• [What you will do] Print the entries verbatim, leaving out the images they contain.

• [Input for this task]
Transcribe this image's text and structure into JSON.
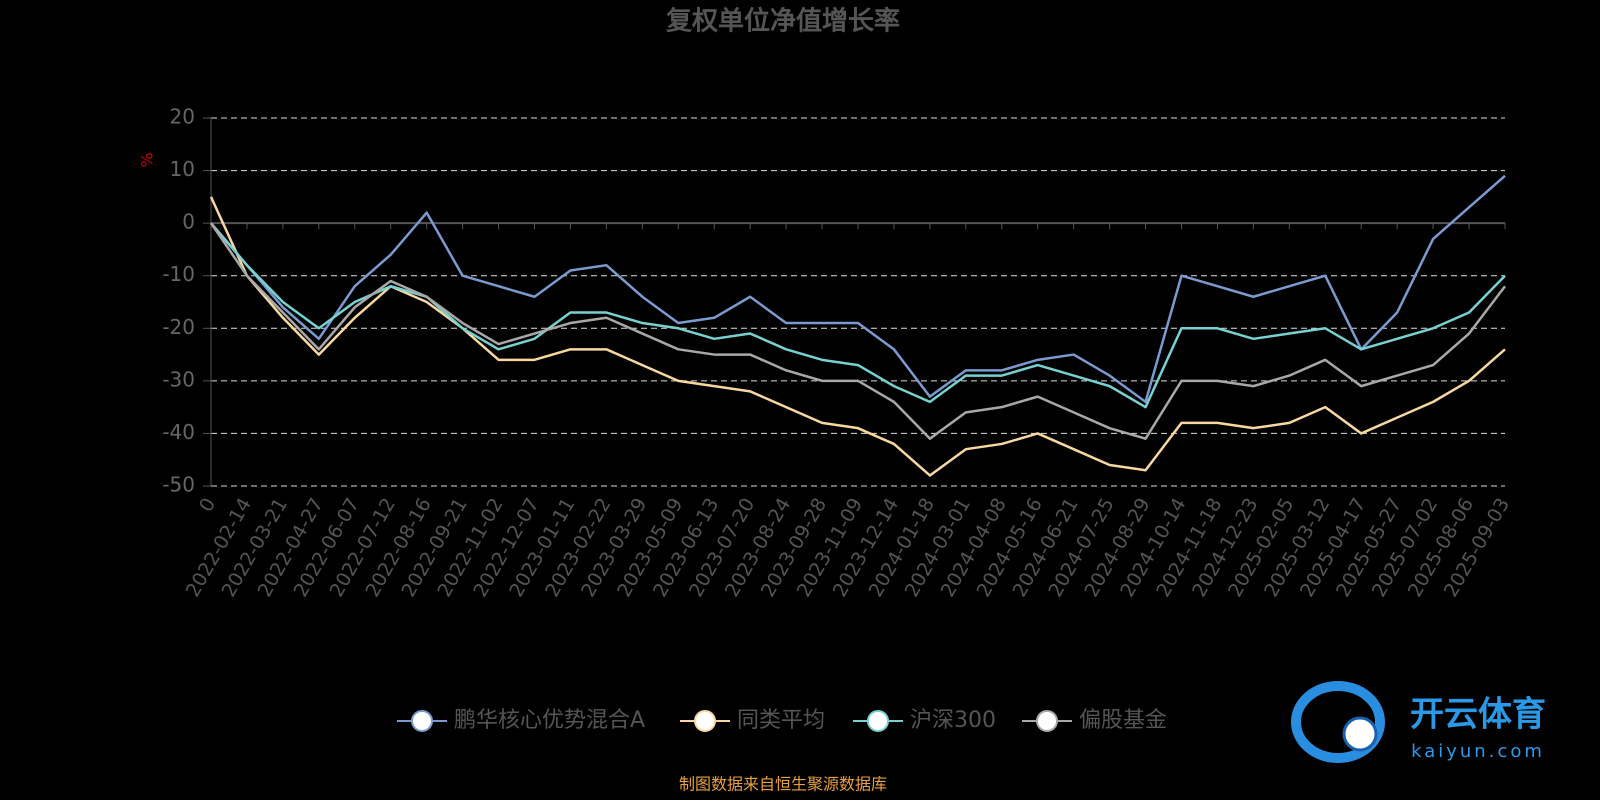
{
  "chart_data": {
    "type": "line",
    "title": "复权单位净值增长率",
    "y_label": "%",
    "categories": [
      "0",
      "2022-02-14",
      "2022-03-21",
      "2022-04-27",
      "2022-06-07",
      "2022-07-12",
      "2022-08-16",
      "2022-09-21",
      "2022-11-02",
      "2022-12-07",
      "2023-01-11",
      "2023-02-22",
      "2023-03-29",
      "2023-05-09",
      "2023-06-13",
      "2023-07-20",
      "2023-08-24",
      "2023-09-28",
      "2023-11-09",
      "2023-12-14",
      "2024-01-18",
      "2024-03-01",
      "2024-04-08",
      "2024-05-16",
      "2024-06-21",
      "2024-07-25",
      "2024-08-29",
      "2024-10-14",
      "2024-11-18",
      "2024-12-23",
      "2025-02-05",
      "2025-03-12",
      "2025-04-17",
      "2025-05-27",
      "2025-07-02",
      "2025-08-06",
      "2025-09-03"
    ],
    "series": [
      {
        "name": "鹏华核心优势混合A",
        "color": "#7b9bd0",
        "values": [
          0,
          -8,
          -16,
          -22,
          -12,
          -6,
          2,
          -10,
          -12,
          -14,
          -9,
          -8,
          -14,
          -19,
          -18,
          -14,
          -19,
          -19,
          -19,
          -24,
          -33,
          -28,
          -28,
          -26,
          -25,
          -29,
          -34,
          -10,
          -12,
          -14,
          -12,
          -10,
          -24,
          -17,
          -3,
          3,
          9
        ]
      },
      {
        "name": "同类平均",
        "color": "#f9d8a0",
        "values": [
          5,
          -10,
          -18,
          -25,
          -18,
          -12,
          -15,
          -20,
          -26,
          -26,
          -24,
          -24,
          -27,
          -30,
          -31,
          -32,
          -35,
          -38,
          -39,
          -42,
          -48,
          -43,
          -42,
          -40,
          -43,
          -46,
          -47,
          -38,
          -38,
          -39,
          -38,
          -35,
          -40,
          -37,
          -34,
          -30,
          -24
        ]
      },
      {
        "name": "沪深300",
        "color": "#77d1d1",
        "values": [
          0,
          -8,
          -15,
          -20,
          -15,
          -12,
          -14,
          -20,
          -24,
          -22,
          -17,
          -17,
          -19,
          -20,
          -22,
          -21,
          -24,
          -26,
          -27,
          -31,
          -34,
          -29,
          -29,
          -27,
          -29,
          -31,
          -35,
          -20,
          -20,
          -22,
          -21,
          -20,
          -24,
          -22,
          -20,
          -17,
          -10
        ]
      },
      {
        "name": "偏股基金",
        "color": "#a8a8a8",
        "values": [
          0,
          -10,
          -17,
          -24,
          -16,
          -11,
          -14,
          -19,
          -23,
          -21,
          -19,
          -18,
          -21,
          -24,
          -25,
          -25,
          -28,
          -30,
          -30,
          -34,
          -41,
          -36,
          -35,
          -33,
          -36,
          -39,
          -41,
          -30,
          -30,
          -31,
          -29,
          -26,
          -31,
          -29,
          -27,
          -21,
          -12
        ]
      }
    ],
    "ylim": [
      -50,
      20
    ],
    "yticks": [
      20,
      10,
      0,
      -10,
      -20,
      -30,
      -40,
      -50
    ],
    "grid": true,
    "source": "制图数据来自恒生聚源数据库"
  },
  "watermark": {
    "brand": "开云体育",
    "site": "kaiyun.com"
  }
}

• [Reply]
Transcribe this image's text and structure into JSON.
{
  "chart_data": {
    "type": "line",
    "title": "复权单位净值增长率",
    "y_label": "%",
    "categories": [
      "0",
      "2022-02-14",
      "2022-03-21",
      "2022-04-27",
      "2022-06-07",
      "2022-07-12",
      "2022-08-16",
      "2022-09-21",
      "2022-11-02",
      "2022-12-07",
      "2023-01-11",
      "2023-02-22",
      "2023-03-29",
      "2023-05-09",
      "2023-06-13",
      "2023-07-20",
      "2023-08-24",
      "2023-09-28",
      "2023-11-09",
      "2023-12-14",
      "2024-01-18",
      "2024-03-01",
      "2024-04-08",
      "2024-05-16",
      "2024-06-21",
      "2024-07-25",
      "2024-08-29",
      "2024-10-14",
      "2024-11-18",
      "2024-12-23",
      "2025-02-05",
      "2025-03-12",
      "2025-04-17",
      "2025-05-27",
      "2025-07-02",
      "2025-08-06",
      "2025-09-03"
    ],
    "series": [
      {
        "name": "鹏华核心优势混合A",
        "color": "#7b9bd0",
        "values": [
          0,
          -8,
          -16,
          -22,
          -12,
          -6,
          2,
          -10,
          -12,
          -14,
          -9,
          -8,
          -14,
          -19,
          -18,
          -14,
          -19,
          -19,
          -19,
          -24,
          -33,
          -28,
          -28,
          -26,
          -25,
          -29,
          -34,
          -10,
          -12,
          -14,
          -12,
          -10,
          -24,
          -17,
          -3,
          3,
          9
        ]
      },
      {
        "name": "同类平均",
        "color": "#f9d8a0",
        "values": [
          5,
          -10,
          -18,
          -25,
          -18,
          -12,
          -15,
          -20,
          -26,
          -26,
          -24,
          -24,
          -27,
          -30,
          -31,
          -32,
          -35,
          -38,
          -39,
          -42,
          -48,
          -43,
          -42,
          -40,
          -43,
          -46,
          -47,
          -38,
          -38,
          -39,
          -38,
          -35,
          -40,
          -37,
          -34,
          -30,
          -24
        ]
      },
      {
        "name": "沪深300",
        "color": "#77d1d1",
        "values": [
          0,
          -8,
          -15,
          -20,
          -15,
          -12,
          -14,
          -20,
          -24,
          -22,
          -17,
          -17,
          -19,
          -20,
          -22,
          -21,
          -24,
          -26,
          -27,
          -31,
          -34,
          -29,
          -29,
          -27,
          -29,
          -31,
          -35,
          -20,
          -20,
          -22,
          -21,
          -20,
          -24,
          -22,
          -20,
          -17,
          -10
        ]
      },
      {
        "name": "偏股基金",
        "color": "#a8a8a8",
        "values": [
          0,
          -10,
          -17,
          -24,
          -16,
          -11,
          -14,
          -19,
          -23,
          -21,
          -19,
          -18,
          -21,
          -24,
          -25,
          -25,
          -28,
          -30,
          -30,
          -34,
          -41,
          -36,
          -35,
          -33,
          -36,
          -39,
          -41,
          -30,
          -30,
          -31,
          -29,
          -26,
          -31,
          -29,
          -27,
          -21,
          -12
        ]
      }
    ],
    "ylim": [
      -50,
      20
    ],
    "yticks": [
      20,
      10,
      0,
      -10,
      -20,
      -30,
      -40,
      -50
    ],
    "grid": true,
    "source": "制图数据来自恒生聚源数据库"
  },
  "watermark": {
    "brand": "开云体育",
    "site": "kaiyun.com"
  }
}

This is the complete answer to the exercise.